- Set problem
Render the records from the start through the line containing "The muffler tube 12 is at (150, 250)." (inclusive) as a two-column CSV headed text and answer. Give one row per record, with its text and its answer each in a single quoted field and line breaks replaced by spaces.

- Rows
▼
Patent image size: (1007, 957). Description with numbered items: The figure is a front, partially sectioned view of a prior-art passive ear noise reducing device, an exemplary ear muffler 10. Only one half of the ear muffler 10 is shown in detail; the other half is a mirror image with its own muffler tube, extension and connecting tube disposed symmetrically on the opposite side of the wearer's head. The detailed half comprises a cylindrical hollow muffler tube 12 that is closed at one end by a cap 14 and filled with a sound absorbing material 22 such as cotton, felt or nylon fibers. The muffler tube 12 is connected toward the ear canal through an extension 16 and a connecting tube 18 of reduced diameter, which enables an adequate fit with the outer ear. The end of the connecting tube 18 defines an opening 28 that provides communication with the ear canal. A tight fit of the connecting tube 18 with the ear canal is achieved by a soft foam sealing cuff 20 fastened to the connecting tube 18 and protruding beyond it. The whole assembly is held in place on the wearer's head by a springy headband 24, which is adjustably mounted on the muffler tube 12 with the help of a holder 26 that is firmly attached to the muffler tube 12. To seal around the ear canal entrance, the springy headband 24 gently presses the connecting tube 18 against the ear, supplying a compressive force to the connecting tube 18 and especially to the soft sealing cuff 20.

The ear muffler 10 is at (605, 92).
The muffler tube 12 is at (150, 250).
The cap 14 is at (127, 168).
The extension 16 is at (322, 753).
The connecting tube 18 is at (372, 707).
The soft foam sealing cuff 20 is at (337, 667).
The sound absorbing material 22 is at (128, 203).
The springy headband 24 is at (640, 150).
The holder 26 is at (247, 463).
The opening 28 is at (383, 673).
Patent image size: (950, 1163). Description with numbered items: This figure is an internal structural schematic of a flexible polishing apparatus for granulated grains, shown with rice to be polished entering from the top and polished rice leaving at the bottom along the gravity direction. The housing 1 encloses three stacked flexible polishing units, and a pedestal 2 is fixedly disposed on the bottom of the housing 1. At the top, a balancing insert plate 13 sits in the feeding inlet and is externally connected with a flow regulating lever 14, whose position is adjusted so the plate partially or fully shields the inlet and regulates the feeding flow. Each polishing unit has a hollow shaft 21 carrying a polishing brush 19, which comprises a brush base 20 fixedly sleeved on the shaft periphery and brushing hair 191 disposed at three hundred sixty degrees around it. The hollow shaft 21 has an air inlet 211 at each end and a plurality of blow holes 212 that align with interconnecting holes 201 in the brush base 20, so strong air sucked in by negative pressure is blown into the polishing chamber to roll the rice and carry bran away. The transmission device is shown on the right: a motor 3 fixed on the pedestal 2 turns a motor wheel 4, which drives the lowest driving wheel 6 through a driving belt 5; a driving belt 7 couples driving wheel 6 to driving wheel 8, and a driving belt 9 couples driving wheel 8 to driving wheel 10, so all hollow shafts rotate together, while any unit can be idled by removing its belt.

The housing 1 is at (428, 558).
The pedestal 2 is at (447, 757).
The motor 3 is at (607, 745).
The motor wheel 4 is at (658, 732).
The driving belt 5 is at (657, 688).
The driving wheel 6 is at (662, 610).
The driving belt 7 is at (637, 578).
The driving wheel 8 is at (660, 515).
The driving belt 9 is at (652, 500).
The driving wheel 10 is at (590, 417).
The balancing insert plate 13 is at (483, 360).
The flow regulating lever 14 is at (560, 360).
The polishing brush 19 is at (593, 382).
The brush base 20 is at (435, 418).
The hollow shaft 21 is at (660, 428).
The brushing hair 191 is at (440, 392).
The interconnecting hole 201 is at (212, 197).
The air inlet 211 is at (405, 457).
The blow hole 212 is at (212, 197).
▲
- Completed task
text,answer
"Patent image size: (1007, 957). Description with numbered items: The figure is a front, partially sectioned view of a prior-art passive ear noise reducing device, an exemplary ear muffler 10. Only one half of the ear muffler 10 is shown in detail; the other half is a mirror image with its own muffler tube, extension and connecting tube disposed symmetrically on the opposite side of the wearer's head. The detailed half comprises a cylindrical hollow muffler tube 12 that is closed at one end by a cap 14 and filled with a sound absorbing material 22 such as cotton, felt or nylon fibers. The muffler tube 12 is connected toward the ear canal through an extension 16 and a connecting tube 18 of reduced diameter, which enables an adequate fit with the outer ear. The end of the connecting tube 18 defines an opening 28 that provides communication with the ear canal. A tight fit of the connecting tube 18 with the ear canal is achieved by a soft foam sealing cuff 20 fastened to the connecting tube 18 and protruding beyond it. The whole assembly is held in place on the wearer's head by a springy headband 24, which is adjustably mounted on the muffler tube 12 with the help of a holder 26 that is firmly attached to the muffler tube 12. To seal around the ear canal entrance, the springy headband 24 gently presses the connecting tube 18 against the ear, supplying a compressive force to the connecting tube 18 and especially to the soft sealing cuff 20.","The ear muffler 10 is at (605, 92). The muffler tube 12 is at (150, 250)."